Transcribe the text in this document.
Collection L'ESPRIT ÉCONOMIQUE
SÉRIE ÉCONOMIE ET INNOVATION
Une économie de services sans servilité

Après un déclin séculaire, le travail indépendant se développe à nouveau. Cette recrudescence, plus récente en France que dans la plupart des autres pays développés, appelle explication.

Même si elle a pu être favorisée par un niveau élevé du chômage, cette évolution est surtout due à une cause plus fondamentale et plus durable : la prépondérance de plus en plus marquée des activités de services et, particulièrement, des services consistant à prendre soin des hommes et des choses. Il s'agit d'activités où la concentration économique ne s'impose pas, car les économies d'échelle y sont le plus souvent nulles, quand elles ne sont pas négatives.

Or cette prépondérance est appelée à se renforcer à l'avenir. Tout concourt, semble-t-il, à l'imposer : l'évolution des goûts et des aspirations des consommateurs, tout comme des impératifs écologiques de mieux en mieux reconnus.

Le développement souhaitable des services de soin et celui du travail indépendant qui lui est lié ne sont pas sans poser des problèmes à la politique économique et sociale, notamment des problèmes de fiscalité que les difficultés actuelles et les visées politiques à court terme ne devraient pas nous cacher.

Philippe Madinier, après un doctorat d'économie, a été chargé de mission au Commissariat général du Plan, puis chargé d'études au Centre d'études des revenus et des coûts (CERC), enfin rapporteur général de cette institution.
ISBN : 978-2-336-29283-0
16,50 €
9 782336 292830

■ ■ ■

| YOUR OBJECTIVE |
Copy out each line of the records where the string "indépendant" appears.

| TASK RESULT |
Après un déclin séculaire, le travail indépendant se développe à nouveau. Cette recrudescence, plus récente en France que dans la plupart des autres pays développés, appelle explication.
Le développement souhaitable des services de soin et celui du travail indépendant qui lui est lié ne sont pas sans poser des problèmes à la politique économique et sociale, notamment des problèmes de fiscalité que les difficultés actuelles et les visées politiques à court terme ne devraient pas nous cacher.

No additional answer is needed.